Goal of the exercise — Copy out each line of the material below with no changes.

===== Data shown =====

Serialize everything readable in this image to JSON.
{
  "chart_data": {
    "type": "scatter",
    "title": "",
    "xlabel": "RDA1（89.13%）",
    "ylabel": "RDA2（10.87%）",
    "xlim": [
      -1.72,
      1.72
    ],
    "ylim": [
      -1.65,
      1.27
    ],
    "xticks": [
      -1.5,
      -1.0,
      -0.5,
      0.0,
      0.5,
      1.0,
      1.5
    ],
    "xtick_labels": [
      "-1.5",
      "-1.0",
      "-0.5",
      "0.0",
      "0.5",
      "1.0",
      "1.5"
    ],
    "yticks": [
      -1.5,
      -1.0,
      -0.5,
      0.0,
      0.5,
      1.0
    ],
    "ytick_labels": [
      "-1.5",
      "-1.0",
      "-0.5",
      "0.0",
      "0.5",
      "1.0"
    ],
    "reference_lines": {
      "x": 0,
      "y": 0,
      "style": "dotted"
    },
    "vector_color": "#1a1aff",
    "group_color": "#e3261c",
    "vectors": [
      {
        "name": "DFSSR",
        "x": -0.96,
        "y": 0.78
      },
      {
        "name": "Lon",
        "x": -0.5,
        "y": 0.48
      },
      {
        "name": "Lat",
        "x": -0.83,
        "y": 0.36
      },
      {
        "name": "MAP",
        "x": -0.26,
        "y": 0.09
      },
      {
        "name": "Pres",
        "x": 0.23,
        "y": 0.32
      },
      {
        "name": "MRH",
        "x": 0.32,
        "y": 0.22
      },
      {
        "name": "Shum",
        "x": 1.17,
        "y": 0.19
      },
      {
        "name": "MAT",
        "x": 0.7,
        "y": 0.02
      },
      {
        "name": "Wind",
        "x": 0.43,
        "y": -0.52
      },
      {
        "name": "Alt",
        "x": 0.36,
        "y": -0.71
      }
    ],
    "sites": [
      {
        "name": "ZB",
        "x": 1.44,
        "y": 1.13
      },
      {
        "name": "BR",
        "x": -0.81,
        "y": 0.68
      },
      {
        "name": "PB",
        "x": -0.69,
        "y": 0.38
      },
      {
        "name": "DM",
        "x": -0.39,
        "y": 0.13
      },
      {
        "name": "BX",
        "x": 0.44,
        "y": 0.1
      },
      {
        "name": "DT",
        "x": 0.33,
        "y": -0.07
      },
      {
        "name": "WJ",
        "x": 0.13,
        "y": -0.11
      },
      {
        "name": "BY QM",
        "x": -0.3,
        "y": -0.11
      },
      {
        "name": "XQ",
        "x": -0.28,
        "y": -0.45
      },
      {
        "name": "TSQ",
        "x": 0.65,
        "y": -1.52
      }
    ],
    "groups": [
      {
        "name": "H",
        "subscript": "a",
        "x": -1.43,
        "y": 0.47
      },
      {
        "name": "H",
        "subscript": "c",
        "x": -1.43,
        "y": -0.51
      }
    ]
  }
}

=====

Answer to the task —
Serialize everything readable in this image to JSON.
{
  "chart_data": {
    "type": "scatter",
    "title": "",
    "xlabel": "RDA1（89.13%）",
    "ylabel": "RDA2（10.87%）",
    "xlim": [
      -1.72,
      1.72
    ],
    "ylim": [
      -1.65,
      1.27
    ],
    "xticks": [
      -1.5,
      -1.0,
      -0.5,
      0.0,
      0.5,
      1.0,
      1.5
    ],
    "xtick_labels": [
      "-1.5",
      "-1.0",
      "-0.5",
      "0.0",
      "0.5",
      "1.0",
      "1.5"
    ],
    "yticks": [
      -1.5,
      -1.0,
      -0.5,
      0.0,
      0.5,
      1.0
    ],
    "ytick_labels": [
      "-1.5",
      "-1.0",
      "-0.5",
      "0.0",
      "0.5",
      "1.0"
    ],
    "reference_lines": {
      "x": 0,
      "y": 0,
      "style": "dotted"
    },
    "vector_color": "#1a1aff",
    "group_color": "#e3261c",
    "vectors": [
      {
        "name": "DFSSR",
        "x": -0.96,
        "y": 0.78
      },
      {
        "name": "Lon",
        "x": -0.5,
        "y": 0.48
      },
      {
        "name": "Lat",
        "x": -0.83,
        "y": 0.36
      },
      {
        "name": "MAP",
        "x": -0.26,
        "y": 0.09
      },
      {
        "name": "Pres",
        "x": 0.23,
        "y": 0.32
      },
      {
        "name": "MRH",
        "x": 0.32,
        "y": 0.22
      },
      {
        "name": "Shum",
        "x": 1.17,
        "y": 0.19
      },
      {
        "name": "MAT",
        "x": 0.7,
        "y": 0.02
      },
      {
        "name": "Wind",
        "x": 0.43,
        "y": -0.52
      },
      {
        "name": "Alt",
        "x": 0.36,
        "y": -0.71
      }
    ],
    "sites": [
      {
        "name": "ZB",
        "x": 1.44,
        "y": 1.13
      },
      {
        "name": "BR",
        "x": -0.81,
        "y": 0.68
      },
      {
        "name": "PB",
        "x": -0.69,
        "y": 0.38
      },
      {
        "name": "DM",
        "x": -0.39,
        "y": 0.13
      },
      {
        "name": "BX",
        "x": 0.44,
        "y": 0.1
      },
      {
        "name": "DT",
        "x": 0.33,
        "y": -0.07
      },
      {
        "name": "WJ",
        "x": 0.13,
        "y": -0.11
      },
      {
        "name": "BY QM",
        "x": -0.3,
        "y": -0.11
      },
      {
        "name": "XQ",
        "x": -0.28,
        "y": -0.45
      },
      {
        "name": "TSQ",
        "x": 0.65,
        "y": -1.52
      }
    ],
    "groups": [
      {
        "name": "H",
        "subscript": "a",
        "x": -1.43,
        "y": 0.47
      },
      {
        "name": "H",
        "subscript": "c",
        "x": -1.43,
        "y": -0.51
      }
    ]
  }
}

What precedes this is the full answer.